*** Selected excerpt ***

DCQL — credential query language

DCQL ("Digital Credentials Query Language") is OID4VP 2.0's way of saying: "here's the shape of credentials I need; reply with whatever you have that matches." It's compact JSON — a few hundred bytes for typical queries — and unlike DIF Presentation Exchange (its predecessor), it doesn't require JSON-Schema knowledge to read.

A minimal query

The verifier wants a PID issued by the EU dev issuer, and needs the holder to disclose given_name, family_name, and birth_date:

{
  "credentials": [{
    "id": "pid",
    "format": "dc+sd-jwt",
    "meta": { "vct_values": ["urn:eudi:pid:1"] },
    "claims": [
      { "path": ["given_name"] },
      { "path": ["family_name"] },
      { "path": ["birth_date"] }
    ]
  }]
}

Three things to notice:

  • Each entry in credentials has an id — the wallet uses it as the key in vp_token when responding.
  • format says what wire shape (dc+sd-jwt for SD-JWT-VC; mso_mdoc for ISO 18013-5 credentials).
  • claims[].path is a JSON-Pointer-style array. For SD-JWT-VC, all claims live at the top level, so each path is a single-element array.

Multiple credentials

If the verifier needs both a PID and a residence certificate:

{
  "credentials": [
    {
      "id": "pid",
      "format": "dc+sd-jwt",
      "meta": { "vct_values": ["urn:eudi:pid:1"] },
      "claims": [
        { "path": ["given_name"] },
        { "path": ["family_name"] },
        { "path": ["birth_date"] }
      ]
    },
    {
      "id": "residence",
      "format": "dc+sd-jwt",
      "meta": { "vct_values": ["urn:eudi:residence:1"] },
      "claims": [
        { "path": ["country"] },
        { "path": ["postal_code"] }
      ]
    }
  ]
}

The wallet's response keys both:

{
  "vp_token": {
    "pid": "<sd-jwt-vc-1>",
    "residence": "<sd-jwt-vc-2>"

*** End of Selected excerpt ***
*** Dataset content ***

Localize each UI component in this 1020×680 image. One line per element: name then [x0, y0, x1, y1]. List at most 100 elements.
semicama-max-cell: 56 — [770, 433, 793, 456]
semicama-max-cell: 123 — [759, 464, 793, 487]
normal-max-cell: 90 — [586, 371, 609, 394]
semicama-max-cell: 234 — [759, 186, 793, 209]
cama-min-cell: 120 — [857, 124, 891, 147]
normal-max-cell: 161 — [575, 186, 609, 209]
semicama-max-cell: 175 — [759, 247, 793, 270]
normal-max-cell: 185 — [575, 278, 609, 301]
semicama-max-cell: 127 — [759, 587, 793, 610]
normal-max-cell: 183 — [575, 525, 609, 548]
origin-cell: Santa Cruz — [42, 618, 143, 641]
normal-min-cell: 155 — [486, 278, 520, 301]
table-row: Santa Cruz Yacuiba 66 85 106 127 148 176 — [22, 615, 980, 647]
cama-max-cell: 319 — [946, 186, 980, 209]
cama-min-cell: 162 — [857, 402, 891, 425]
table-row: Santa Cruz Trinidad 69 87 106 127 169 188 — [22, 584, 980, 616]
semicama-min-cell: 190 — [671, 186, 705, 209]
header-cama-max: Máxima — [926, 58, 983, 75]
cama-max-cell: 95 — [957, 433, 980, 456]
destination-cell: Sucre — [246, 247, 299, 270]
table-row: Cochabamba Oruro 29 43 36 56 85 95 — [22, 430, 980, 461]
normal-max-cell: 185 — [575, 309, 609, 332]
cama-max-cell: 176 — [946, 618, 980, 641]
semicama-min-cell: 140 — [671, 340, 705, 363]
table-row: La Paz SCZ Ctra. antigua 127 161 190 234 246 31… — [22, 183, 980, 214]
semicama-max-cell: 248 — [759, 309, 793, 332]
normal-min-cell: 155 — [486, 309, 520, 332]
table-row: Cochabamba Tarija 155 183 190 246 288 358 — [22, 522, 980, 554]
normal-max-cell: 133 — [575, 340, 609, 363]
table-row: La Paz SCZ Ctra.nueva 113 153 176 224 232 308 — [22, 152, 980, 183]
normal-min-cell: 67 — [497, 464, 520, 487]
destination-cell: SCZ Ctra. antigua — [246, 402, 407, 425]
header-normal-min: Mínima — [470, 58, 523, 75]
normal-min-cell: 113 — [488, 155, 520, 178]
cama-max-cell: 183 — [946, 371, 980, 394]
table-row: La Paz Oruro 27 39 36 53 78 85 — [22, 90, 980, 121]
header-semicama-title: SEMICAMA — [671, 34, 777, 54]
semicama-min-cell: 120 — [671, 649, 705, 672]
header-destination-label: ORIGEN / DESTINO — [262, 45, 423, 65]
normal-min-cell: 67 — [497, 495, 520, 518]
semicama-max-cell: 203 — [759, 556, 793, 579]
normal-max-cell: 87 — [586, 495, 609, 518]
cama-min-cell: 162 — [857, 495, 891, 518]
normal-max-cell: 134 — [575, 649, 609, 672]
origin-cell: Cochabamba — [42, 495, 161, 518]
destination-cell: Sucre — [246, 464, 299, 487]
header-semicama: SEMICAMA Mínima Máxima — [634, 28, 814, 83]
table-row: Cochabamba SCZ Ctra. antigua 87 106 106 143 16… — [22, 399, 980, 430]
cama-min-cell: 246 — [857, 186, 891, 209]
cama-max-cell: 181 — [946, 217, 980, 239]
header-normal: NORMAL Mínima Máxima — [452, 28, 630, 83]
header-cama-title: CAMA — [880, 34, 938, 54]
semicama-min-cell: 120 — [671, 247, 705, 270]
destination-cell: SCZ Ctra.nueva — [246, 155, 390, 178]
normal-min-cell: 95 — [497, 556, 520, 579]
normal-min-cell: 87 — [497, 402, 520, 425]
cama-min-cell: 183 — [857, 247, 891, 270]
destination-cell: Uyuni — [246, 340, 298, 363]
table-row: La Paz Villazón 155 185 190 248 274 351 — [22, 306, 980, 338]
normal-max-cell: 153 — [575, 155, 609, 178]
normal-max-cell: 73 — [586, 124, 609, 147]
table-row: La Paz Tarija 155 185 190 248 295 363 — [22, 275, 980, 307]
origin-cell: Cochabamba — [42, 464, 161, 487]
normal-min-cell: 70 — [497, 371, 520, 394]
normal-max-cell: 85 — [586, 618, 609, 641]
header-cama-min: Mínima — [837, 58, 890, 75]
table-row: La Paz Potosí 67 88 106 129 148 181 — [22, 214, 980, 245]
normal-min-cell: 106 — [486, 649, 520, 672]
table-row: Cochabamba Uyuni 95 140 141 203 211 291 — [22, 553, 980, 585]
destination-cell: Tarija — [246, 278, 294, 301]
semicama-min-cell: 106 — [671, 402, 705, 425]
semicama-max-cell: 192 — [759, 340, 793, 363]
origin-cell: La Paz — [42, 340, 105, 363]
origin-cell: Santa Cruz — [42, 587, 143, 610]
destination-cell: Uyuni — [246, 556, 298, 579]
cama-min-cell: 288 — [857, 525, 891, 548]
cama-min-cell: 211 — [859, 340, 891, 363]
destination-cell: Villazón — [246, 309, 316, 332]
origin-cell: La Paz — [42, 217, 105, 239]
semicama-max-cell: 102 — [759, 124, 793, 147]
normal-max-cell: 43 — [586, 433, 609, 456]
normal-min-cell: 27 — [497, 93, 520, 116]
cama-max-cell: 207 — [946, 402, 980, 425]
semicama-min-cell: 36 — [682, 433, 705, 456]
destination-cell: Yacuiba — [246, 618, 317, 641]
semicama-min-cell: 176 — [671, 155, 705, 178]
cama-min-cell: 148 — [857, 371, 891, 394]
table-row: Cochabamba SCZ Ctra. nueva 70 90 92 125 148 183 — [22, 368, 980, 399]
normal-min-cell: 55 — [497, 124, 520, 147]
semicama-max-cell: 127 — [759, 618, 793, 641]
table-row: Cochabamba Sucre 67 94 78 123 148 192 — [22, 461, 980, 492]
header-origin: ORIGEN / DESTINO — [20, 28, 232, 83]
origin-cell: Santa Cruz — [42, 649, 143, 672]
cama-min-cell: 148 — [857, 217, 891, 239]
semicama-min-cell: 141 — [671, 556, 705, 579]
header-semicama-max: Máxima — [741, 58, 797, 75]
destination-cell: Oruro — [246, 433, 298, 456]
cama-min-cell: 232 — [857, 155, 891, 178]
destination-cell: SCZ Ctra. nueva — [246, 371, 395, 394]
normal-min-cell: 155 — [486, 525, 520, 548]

*** End of Dataset content ***

About this exercise - Reproduce the entire DCQL text word for word. The data has no connection to the DCQL text.

Output below -
DCQL — credential query language

DCQL ("Digital Credentials Query Language") is OID4VP 2.0's way of saying: "here's the shape of credentials I need; reply with whatever you have that matches." It's compact JSON — a few hundred bytes for typical queries — and unlike DIF Presentation Exchange (its predecessor), it doesn't require JSON-Schema knowledge to read.

A minimal query

The verifier wants a PID issued by the EU dev issuer, and needs the holder to disclose given_name, family_name, and birth_date:

{
  "credentials": [{
    "id": "pid",
    "format": "dc+sd-jwt",
    "meta": { "vct_values": ["urn:eudi:pid:1"] },
    "claims": [
      { "path": ["given_name"] },
      { "path": ["family_name"] },
      { "path": ["birth_date"] }
    ]
  }]
}

Three things to notice:

  • Each entry in credentials has an id — the wallet uses it as the key in vp_token when responding.
  • format says what wire shape (dc+sd-jwt for SD-JWT-VC; mso_mdoc for ISO 18013-5 credentials).
  • claims[].path is a JSON-Pointer-style array. For SD-JWT-VC, all claims live at the top level, so each path is a single-element array.

Multiple credentials

If the verifier needs both a PID and a residence certificate:

{
  "credentials": [
    {
      "id": "pid",
      "format": "dc+sd-jwt",
      "meta": { "vct_values": ["urn:eudi:pid:1"] },
      "claims": [
        { "path": ["given_name"] },
        { "path": ["family_name"] },
        { "path": ["birth_date"] }
      ]
    },
    {
      "id": "residence",
      "format": "dc+sd-jwt",
      "meta": { "vct_values": ["urn:eudi:residence:1"] },
      "claims": [
        { "path": ["country"] },
        { "path": ["postal_code"] }
      ]
    }
  ]
}

The wallet's response keys both:

{
  "vp_token": {
    "pid": "<sd-jwt-vc-1>",
    "residence": "<sd-jwt-vc-2>"